Stored data:
________________________

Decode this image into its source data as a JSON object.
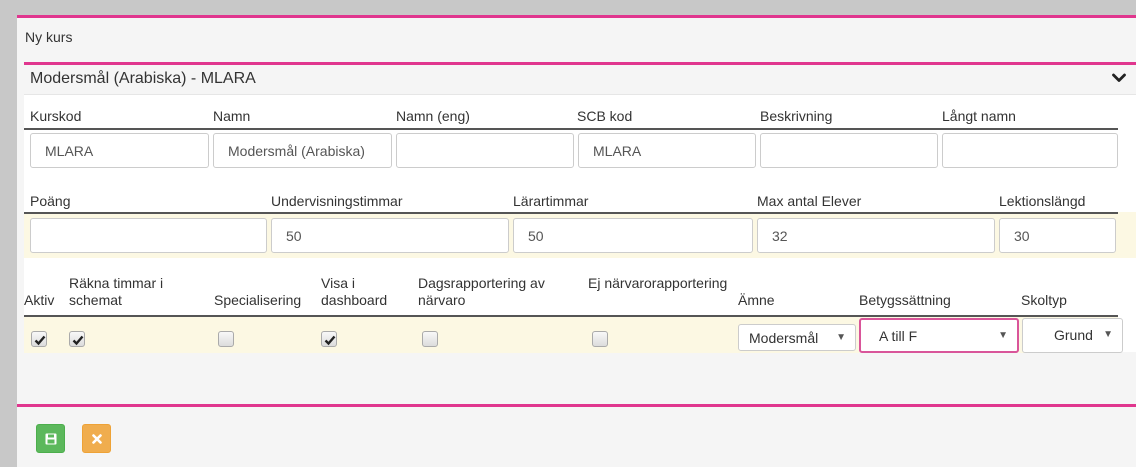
{
  "page": {
    "title": "Ny kurs"
  },
  "course": {
    "header": "Modersmål (Arabiska) - MLARA",
    "row1_labels": {
      "kurskod": "Kurskod",
      "namn": "Namn",
      "namn_eng": "Namn (eng)",
      "scb_kod": "SCB kod",
      "beskrivning": "Beskrivning",
      "langt_namn": "Långt namn"
    },
    "row1_values": {
      "kurskod": "MLARA",
      "namn": "Modersmål (Arabiska)",
      "namn_eng": "",
      "scb_kod": "MLARA",
      "beskrivning": "",
      "langt_namn": ""
    },
    "row2_labels": {
      "poang": "Poäng",
      "undervisningstimmar": "Undervisningstimmar",
      "lärartimmar": "Lärartimmar",
      "max_elever": "Max antal Elever",
      "lektionslangd": "Lektionslängd"
    },
    "row2_values": {
      "poang": "",
      "undervisningstimmar": "50",
      "lärartimmar": "50",
      "max_elever": "32",
      "lektionslangd": "30"
    },
    "row3_labels": {
      "aktiv": "Aktiv",
      "rakna_timmar": "Räkna timmar i schemat",
      "specialisering": "Specialisering",
      "visa_dashboard": "Visa i dashboard",
      "dagsrapportering": "Dagsrapportering av närvaro",
      "ej_narvaro": "Ej närvarorapportering",
      "amne": "Ämne",
      "betygssattning": "Betygssättning",
      "skoltyp": "Skoltyp"
    },
    "row3_values": {
      "aktiv": true,
      "rakna_timmar": true,
      "specialisering": false,
      "visa_dashboard": true,
      "dagsrapportering": false,
      "ej_narvaro": false,
      "amne": "Modersmål",
      "betygssattning": "A till F",
      "skoltyp": "Grund"
    }
  },
  "icons": {
    "chevron": "chevron-down-icon",
    "save": "floppy-disk-icon",
    "cancel": "close-icon"
  },
  "colors": {
    "accent": "#e0368e",
    "save_button": "#5cb85c",
    "cancel_button": "#f0ad4e",
    "highlight_band": "#fcf8e3"
  }
}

________________________

OBJECTIVE:
Show every line from the listing above in which the string "MLARA" appears.

THE OUTPUT:
    "header": "Modersmål (Arabiska) - MLARA",
      "kurskod": "MLARA",
      "scb_kod": "MLARA",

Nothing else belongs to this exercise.